'''

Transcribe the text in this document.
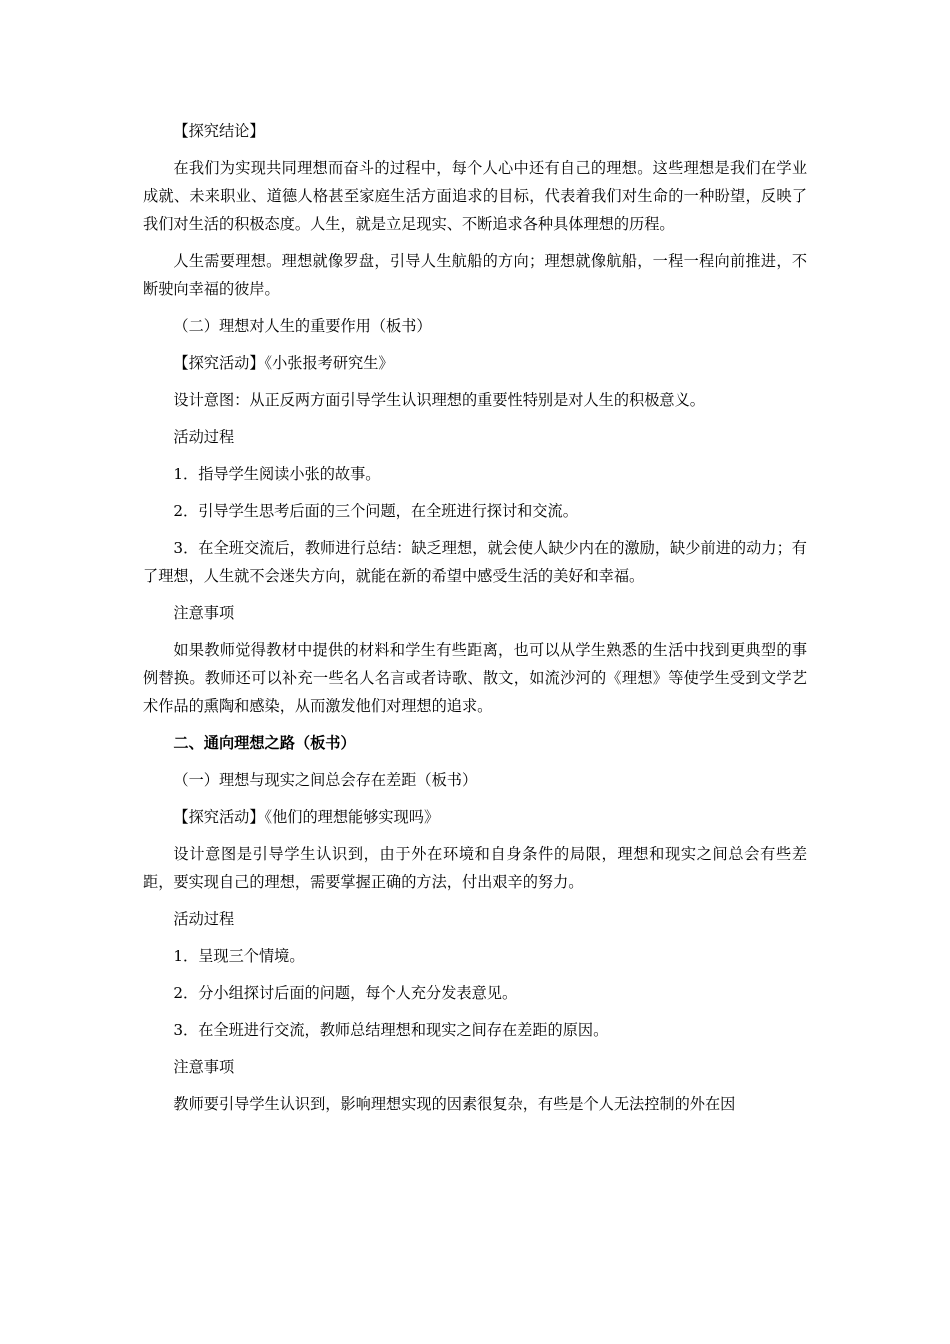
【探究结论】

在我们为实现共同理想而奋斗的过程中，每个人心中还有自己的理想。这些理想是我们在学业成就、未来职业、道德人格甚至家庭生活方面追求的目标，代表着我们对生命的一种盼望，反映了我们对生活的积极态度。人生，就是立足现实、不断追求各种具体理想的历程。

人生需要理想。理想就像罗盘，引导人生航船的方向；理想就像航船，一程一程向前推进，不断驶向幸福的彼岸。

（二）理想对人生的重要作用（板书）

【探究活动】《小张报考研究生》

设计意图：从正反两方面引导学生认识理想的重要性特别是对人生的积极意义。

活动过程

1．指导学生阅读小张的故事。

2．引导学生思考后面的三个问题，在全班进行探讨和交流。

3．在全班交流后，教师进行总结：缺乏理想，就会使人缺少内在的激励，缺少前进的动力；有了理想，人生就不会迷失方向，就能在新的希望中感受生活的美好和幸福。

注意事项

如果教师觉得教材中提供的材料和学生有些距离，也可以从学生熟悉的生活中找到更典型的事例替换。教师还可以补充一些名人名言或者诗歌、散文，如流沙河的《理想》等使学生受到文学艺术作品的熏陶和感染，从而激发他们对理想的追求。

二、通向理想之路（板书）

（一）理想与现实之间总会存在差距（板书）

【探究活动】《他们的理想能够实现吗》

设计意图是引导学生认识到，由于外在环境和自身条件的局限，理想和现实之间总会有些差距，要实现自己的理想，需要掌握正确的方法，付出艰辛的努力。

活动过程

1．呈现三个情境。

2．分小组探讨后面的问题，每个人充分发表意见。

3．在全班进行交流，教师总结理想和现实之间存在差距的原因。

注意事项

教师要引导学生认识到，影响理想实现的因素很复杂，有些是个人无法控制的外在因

'''
'''

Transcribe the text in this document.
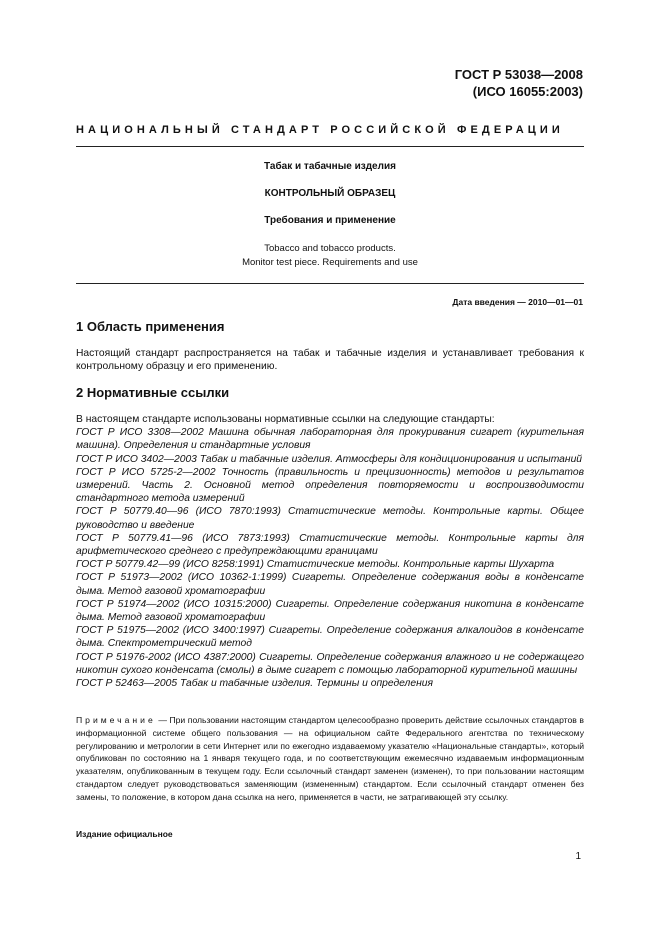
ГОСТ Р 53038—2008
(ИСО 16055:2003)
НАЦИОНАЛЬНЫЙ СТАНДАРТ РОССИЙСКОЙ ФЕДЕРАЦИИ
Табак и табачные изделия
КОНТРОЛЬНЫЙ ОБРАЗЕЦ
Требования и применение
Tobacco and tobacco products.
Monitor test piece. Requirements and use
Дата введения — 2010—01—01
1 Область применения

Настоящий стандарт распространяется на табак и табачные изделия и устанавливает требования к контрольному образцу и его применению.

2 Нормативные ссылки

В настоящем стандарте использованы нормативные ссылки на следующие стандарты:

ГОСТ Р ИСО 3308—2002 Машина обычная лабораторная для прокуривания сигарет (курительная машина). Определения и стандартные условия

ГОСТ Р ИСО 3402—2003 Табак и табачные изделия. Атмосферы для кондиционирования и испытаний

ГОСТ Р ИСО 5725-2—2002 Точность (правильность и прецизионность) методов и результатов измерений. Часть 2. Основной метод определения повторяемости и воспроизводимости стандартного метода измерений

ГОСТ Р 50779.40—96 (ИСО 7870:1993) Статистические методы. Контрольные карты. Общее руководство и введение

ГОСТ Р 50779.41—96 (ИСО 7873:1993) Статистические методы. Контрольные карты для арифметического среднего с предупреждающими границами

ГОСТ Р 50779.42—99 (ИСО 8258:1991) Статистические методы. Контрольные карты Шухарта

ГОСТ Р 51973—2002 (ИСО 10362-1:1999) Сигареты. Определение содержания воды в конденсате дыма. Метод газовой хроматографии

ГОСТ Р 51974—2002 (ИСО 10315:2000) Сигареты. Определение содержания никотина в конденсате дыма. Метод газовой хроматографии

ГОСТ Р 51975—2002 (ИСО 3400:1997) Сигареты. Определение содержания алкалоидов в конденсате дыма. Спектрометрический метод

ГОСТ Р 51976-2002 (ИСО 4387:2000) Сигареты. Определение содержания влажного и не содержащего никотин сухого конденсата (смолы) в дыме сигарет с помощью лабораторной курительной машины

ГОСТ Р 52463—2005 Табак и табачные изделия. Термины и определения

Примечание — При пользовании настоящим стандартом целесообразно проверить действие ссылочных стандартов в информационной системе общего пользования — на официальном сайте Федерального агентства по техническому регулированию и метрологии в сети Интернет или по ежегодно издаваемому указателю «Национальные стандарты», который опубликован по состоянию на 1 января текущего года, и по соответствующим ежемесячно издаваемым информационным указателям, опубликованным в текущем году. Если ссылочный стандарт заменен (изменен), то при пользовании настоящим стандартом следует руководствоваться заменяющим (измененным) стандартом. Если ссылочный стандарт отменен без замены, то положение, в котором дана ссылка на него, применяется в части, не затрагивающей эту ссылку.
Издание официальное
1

'''
'''

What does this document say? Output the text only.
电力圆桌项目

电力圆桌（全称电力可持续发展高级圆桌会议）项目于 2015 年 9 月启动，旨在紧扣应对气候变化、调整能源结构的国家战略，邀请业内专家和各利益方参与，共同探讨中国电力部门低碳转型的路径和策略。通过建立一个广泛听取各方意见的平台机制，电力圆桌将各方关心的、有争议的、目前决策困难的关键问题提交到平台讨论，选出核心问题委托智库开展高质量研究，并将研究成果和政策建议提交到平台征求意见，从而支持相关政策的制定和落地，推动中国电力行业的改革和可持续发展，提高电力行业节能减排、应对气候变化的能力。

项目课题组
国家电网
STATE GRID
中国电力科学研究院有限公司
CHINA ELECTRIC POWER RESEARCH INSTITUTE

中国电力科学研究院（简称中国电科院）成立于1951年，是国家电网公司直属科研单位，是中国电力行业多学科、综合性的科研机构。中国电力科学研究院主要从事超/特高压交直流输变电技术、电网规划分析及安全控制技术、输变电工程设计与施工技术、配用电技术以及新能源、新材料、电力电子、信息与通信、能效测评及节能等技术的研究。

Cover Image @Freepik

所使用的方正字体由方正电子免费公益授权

'''

▶ [Task] Scan the records for the string "ссылки". Copy each line in which it appears.

▶ [Completed task]
2 Нормативные ссылки
В настоящем стандарте использованы нормативные ссылки на следующие стандарты:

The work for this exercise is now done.